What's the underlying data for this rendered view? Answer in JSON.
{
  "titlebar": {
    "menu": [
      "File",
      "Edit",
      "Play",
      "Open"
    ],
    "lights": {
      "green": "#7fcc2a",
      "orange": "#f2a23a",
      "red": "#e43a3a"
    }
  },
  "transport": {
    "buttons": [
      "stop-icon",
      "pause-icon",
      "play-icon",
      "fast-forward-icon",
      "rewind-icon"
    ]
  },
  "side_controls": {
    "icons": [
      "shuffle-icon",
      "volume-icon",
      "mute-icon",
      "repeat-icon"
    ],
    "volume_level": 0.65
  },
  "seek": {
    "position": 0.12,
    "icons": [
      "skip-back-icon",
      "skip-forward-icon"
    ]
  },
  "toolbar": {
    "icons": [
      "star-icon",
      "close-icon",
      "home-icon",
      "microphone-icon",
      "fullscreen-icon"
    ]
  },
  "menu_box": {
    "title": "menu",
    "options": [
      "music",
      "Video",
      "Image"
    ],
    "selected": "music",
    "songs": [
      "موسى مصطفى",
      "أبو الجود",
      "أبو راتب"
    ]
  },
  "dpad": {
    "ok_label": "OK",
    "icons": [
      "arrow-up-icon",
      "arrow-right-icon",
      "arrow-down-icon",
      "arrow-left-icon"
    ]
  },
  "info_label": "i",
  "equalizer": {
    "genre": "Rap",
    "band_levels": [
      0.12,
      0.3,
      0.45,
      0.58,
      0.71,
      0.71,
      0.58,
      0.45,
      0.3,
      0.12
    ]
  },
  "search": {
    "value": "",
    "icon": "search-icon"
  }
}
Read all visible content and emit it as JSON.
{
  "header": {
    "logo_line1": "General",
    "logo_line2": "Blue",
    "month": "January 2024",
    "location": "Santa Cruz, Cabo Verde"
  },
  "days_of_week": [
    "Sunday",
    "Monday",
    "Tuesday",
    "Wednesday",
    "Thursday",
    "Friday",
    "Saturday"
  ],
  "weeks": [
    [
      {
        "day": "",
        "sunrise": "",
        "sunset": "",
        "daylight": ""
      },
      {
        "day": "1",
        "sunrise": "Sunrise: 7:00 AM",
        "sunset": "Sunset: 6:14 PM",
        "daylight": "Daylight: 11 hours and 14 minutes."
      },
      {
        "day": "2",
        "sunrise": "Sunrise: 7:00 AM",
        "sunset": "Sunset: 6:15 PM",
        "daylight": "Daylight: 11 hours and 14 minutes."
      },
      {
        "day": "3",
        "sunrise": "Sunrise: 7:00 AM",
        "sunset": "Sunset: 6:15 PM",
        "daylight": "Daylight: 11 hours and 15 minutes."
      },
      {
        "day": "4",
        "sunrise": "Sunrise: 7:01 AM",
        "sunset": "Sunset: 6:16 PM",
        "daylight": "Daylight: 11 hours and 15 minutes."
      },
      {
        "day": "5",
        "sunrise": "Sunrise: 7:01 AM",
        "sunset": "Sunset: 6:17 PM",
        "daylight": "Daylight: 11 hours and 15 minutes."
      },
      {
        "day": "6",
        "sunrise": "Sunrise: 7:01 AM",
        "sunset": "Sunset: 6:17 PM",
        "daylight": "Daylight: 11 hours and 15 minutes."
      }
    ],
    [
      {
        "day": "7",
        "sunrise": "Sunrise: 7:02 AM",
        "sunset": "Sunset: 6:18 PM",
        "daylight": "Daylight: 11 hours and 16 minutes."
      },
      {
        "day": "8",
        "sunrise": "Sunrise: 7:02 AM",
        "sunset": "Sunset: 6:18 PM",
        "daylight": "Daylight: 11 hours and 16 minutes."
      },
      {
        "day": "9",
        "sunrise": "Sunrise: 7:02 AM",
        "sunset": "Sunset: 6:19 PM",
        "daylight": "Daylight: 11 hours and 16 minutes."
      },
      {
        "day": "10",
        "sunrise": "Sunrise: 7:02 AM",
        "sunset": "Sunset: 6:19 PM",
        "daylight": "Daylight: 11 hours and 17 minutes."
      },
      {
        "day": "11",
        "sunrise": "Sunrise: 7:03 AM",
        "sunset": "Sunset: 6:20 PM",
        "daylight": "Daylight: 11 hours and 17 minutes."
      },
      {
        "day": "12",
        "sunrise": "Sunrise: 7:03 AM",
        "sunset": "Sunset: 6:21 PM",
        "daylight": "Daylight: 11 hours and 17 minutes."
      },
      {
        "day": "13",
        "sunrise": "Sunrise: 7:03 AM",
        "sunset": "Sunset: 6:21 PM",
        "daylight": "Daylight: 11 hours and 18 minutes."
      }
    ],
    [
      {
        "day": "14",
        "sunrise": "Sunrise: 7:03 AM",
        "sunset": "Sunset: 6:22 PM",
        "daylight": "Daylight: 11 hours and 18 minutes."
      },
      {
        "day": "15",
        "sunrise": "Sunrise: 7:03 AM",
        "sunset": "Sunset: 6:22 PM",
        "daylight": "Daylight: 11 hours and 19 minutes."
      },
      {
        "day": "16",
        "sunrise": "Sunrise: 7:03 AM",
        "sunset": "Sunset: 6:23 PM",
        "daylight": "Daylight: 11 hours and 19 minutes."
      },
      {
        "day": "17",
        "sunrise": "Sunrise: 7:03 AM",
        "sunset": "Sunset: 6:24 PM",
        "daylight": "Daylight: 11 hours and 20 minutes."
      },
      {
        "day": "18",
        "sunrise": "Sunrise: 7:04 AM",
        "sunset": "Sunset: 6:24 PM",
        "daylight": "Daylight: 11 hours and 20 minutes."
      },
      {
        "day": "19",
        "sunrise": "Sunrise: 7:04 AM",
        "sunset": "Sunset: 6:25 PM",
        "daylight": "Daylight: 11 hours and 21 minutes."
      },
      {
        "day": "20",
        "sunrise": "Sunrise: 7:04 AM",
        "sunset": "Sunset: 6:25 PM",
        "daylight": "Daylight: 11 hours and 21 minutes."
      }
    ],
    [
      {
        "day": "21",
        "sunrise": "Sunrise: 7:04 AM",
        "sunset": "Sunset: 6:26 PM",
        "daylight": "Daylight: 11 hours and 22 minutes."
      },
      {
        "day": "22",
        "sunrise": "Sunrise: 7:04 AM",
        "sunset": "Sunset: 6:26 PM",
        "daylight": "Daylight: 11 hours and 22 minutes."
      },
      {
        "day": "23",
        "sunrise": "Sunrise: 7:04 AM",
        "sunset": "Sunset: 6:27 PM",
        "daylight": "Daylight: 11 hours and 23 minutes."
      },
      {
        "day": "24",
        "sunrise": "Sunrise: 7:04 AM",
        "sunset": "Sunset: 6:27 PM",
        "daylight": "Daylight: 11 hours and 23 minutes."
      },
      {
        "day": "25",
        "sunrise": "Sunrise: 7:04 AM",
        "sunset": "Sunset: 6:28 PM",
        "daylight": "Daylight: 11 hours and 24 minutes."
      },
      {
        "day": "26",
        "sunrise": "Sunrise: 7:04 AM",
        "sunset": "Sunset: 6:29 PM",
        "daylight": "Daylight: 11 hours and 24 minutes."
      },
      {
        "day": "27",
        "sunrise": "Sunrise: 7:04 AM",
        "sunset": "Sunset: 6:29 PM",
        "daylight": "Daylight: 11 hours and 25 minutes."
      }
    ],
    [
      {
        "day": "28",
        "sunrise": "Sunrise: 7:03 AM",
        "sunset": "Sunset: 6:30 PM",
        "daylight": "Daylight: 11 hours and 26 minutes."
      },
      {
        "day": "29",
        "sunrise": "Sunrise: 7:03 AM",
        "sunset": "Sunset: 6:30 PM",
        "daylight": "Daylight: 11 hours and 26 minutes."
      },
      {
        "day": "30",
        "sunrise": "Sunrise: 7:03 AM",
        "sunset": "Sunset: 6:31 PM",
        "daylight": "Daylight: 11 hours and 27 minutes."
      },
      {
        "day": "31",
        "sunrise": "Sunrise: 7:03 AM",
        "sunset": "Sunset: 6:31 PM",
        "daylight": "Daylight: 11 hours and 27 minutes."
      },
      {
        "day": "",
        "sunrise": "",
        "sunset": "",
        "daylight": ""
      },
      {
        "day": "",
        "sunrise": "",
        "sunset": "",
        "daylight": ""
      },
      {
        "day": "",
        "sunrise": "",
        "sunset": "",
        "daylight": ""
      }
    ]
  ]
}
┄┄┄┄┄┄┄┄┄┄┄┄┄┄┄┄┄┄┄┄
» Instructions to follow
Your task is to gather every line with the word "arrow" and copy it.

» The completed task
      "arrow-up-icon",
      "arrow-right-icon",
      "arrow-down-icon",
      "arrow-left-icon"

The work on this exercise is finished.